* Begin *

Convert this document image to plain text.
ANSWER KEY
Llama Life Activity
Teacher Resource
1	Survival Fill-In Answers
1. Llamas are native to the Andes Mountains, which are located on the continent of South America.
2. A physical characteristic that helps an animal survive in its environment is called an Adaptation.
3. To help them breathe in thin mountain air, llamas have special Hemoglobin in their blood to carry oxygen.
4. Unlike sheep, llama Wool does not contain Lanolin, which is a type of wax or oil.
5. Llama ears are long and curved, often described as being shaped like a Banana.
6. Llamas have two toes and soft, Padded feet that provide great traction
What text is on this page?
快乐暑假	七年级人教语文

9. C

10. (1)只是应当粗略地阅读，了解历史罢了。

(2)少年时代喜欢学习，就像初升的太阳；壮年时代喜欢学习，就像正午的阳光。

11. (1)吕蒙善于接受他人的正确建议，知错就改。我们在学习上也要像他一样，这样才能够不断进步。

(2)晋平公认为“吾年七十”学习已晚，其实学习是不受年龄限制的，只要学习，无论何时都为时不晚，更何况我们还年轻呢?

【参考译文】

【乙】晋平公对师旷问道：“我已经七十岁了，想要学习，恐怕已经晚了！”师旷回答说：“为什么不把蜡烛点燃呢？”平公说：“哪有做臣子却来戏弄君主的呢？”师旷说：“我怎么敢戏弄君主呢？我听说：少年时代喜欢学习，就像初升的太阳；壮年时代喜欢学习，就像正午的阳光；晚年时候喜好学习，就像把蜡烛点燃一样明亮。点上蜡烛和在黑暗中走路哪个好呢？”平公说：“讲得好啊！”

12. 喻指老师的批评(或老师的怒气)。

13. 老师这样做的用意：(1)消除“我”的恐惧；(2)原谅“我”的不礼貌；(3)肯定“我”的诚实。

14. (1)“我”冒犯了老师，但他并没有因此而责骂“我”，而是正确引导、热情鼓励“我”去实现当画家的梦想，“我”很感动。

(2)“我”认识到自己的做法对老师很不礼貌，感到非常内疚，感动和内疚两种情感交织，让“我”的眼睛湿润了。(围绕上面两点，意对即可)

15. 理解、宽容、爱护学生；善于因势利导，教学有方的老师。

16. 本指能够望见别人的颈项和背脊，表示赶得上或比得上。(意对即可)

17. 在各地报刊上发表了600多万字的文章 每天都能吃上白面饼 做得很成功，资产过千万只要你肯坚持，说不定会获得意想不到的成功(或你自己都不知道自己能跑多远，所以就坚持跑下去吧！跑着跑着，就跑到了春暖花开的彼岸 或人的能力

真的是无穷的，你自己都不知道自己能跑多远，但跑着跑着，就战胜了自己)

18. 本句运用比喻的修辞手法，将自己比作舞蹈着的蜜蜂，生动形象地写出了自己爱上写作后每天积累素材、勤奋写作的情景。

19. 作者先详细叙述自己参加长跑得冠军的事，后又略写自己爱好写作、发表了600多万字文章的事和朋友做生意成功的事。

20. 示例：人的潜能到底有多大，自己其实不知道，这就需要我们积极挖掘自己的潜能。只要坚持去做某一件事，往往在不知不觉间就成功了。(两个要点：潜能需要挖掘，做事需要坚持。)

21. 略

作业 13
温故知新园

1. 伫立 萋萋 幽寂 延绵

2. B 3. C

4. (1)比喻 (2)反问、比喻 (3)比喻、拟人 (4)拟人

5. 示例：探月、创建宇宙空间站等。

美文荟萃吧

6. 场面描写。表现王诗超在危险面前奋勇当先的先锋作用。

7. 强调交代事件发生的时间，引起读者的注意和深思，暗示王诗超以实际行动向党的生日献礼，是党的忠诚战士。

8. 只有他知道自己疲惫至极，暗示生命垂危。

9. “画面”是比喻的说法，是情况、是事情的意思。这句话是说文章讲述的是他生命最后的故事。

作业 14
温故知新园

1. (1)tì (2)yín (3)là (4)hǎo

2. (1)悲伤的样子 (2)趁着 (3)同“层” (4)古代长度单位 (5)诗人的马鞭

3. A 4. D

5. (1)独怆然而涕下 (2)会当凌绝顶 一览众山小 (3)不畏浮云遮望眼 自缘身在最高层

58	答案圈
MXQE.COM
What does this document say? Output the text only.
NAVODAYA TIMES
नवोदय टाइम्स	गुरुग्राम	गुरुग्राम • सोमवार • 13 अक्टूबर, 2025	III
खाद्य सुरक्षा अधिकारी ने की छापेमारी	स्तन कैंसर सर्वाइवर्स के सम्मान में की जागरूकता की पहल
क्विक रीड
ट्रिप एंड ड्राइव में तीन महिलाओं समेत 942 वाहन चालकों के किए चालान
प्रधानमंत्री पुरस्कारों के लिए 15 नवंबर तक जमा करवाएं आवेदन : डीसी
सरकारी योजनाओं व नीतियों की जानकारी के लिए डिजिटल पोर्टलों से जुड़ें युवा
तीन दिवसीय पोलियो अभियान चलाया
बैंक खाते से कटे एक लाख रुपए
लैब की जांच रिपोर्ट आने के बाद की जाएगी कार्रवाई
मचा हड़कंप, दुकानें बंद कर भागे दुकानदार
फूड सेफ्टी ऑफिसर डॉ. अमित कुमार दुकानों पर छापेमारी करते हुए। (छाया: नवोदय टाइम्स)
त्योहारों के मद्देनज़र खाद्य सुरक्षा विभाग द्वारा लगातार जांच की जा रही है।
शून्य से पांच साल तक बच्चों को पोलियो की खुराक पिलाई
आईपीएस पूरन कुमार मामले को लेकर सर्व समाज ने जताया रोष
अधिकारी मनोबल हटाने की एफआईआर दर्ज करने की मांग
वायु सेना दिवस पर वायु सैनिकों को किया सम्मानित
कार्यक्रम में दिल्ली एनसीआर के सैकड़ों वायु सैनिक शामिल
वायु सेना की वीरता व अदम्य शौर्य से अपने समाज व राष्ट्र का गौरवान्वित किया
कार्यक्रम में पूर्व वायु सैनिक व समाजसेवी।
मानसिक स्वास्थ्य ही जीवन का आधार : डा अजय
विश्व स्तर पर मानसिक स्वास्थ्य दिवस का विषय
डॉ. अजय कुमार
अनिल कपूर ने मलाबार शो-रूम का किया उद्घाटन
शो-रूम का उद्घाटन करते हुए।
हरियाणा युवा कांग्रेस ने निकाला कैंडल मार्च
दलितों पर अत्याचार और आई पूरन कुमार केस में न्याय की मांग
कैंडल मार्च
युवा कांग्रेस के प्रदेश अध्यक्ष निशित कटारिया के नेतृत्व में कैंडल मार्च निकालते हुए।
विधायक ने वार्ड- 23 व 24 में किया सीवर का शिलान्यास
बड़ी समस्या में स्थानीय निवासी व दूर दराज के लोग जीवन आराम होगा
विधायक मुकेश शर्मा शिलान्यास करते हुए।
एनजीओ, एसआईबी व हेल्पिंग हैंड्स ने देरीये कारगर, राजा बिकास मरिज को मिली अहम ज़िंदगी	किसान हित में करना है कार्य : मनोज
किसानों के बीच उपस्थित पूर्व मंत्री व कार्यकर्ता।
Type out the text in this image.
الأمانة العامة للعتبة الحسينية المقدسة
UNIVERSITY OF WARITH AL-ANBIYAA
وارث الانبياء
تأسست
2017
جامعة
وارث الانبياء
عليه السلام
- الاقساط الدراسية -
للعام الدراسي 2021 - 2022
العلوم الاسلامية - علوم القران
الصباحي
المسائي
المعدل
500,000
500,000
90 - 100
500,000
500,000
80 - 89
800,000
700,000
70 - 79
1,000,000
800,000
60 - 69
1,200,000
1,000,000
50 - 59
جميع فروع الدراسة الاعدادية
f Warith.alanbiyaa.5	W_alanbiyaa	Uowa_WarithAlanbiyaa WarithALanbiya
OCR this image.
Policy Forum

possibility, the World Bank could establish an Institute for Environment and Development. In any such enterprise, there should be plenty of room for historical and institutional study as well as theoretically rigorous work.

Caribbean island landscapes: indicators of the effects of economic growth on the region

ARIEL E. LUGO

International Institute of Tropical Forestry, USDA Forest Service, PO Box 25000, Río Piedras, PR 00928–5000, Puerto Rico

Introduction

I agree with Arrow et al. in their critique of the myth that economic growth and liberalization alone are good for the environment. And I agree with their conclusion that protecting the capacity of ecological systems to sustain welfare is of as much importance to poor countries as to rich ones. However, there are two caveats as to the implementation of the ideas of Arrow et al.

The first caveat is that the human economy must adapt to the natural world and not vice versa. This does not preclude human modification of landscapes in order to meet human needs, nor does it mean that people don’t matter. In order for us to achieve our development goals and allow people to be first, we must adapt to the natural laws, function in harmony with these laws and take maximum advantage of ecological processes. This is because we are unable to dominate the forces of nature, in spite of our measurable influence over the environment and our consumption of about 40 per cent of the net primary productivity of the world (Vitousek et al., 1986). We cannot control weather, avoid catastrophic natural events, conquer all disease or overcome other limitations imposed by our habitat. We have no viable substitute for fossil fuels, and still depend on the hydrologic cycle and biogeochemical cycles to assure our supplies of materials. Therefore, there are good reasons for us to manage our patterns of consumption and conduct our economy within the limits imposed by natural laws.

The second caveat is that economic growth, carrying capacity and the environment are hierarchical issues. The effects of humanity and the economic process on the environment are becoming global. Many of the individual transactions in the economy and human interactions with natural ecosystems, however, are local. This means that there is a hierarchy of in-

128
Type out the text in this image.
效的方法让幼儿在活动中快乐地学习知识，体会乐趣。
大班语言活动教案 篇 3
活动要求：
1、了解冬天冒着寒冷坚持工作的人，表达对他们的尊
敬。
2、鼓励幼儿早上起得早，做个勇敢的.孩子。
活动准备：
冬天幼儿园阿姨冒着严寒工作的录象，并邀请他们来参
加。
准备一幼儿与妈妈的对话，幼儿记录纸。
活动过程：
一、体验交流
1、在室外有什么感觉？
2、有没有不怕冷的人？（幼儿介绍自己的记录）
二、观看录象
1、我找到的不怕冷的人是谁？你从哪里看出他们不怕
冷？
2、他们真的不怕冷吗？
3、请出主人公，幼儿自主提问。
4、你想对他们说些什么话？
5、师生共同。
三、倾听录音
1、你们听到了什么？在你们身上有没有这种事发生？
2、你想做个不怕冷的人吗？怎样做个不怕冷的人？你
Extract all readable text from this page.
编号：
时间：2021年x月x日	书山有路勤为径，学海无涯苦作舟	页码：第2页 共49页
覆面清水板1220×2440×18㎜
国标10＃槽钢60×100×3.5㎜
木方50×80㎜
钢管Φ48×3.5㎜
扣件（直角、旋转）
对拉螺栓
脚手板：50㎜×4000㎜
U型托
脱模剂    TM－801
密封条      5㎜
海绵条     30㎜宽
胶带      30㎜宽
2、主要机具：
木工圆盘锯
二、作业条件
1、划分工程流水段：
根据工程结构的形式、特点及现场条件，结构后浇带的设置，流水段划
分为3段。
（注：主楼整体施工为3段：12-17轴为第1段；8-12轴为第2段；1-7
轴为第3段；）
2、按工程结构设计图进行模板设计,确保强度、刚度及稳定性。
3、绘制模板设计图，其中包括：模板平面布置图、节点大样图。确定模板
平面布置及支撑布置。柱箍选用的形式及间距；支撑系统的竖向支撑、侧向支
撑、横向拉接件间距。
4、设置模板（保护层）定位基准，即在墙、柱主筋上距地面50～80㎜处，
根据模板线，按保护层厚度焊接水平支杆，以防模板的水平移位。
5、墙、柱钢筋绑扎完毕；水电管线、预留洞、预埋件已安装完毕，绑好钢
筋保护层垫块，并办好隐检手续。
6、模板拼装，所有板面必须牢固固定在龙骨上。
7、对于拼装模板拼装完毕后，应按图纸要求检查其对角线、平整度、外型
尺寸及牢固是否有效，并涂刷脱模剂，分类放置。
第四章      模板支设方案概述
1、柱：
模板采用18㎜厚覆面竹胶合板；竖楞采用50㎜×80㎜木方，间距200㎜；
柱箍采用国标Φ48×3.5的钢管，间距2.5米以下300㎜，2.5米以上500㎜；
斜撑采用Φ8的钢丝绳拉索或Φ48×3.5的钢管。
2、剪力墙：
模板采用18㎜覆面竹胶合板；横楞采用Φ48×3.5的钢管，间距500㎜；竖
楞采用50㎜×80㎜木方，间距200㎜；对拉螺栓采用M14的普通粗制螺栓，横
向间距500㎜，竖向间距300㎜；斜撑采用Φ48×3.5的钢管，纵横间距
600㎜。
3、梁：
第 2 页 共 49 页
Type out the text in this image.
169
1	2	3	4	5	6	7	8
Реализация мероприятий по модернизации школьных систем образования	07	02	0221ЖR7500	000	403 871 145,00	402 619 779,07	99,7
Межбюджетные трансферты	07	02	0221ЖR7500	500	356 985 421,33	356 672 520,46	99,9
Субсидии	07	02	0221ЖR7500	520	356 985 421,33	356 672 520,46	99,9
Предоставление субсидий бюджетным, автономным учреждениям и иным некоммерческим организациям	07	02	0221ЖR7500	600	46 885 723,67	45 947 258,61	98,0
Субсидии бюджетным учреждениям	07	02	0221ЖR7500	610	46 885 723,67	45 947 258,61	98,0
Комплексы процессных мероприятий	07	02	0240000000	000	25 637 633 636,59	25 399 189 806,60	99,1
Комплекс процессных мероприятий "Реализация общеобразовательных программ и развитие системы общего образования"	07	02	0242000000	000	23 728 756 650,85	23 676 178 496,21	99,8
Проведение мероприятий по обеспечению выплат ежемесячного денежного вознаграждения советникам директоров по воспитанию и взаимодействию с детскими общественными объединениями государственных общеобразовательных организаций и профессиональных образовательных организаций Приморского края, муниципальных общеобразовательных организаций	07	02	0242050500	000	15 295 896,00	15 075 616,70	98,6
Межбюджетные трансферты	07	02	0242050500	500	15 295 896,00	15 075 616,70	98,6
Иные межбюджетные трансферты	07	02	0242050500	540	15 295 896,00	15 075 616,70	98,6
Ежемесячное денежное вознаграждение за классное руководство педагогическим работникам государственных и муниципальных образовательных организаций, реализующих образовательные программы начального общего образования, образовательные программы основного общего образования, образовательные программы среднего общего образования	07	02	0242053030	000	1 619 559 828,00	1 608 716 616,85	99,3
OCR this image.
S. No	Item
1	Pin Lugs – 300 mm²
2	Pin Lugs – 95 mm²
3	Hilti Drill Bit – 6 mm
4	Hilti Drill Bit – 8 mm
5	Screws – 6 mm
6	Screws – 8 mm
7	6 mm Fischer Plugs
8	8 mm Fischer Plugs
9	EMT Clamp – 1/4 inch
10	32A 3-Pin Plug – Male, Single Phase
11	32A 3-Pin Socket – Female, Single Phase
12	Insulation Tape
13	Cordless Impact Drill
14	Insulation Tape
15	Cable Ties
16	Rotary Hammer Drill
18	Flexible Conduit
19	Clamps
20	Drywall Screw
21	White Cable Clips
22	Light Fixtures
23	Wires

* End *

Give the number of lines in the entries that include the string "общеобразовательных", and nothing more.

> [Written solution]
2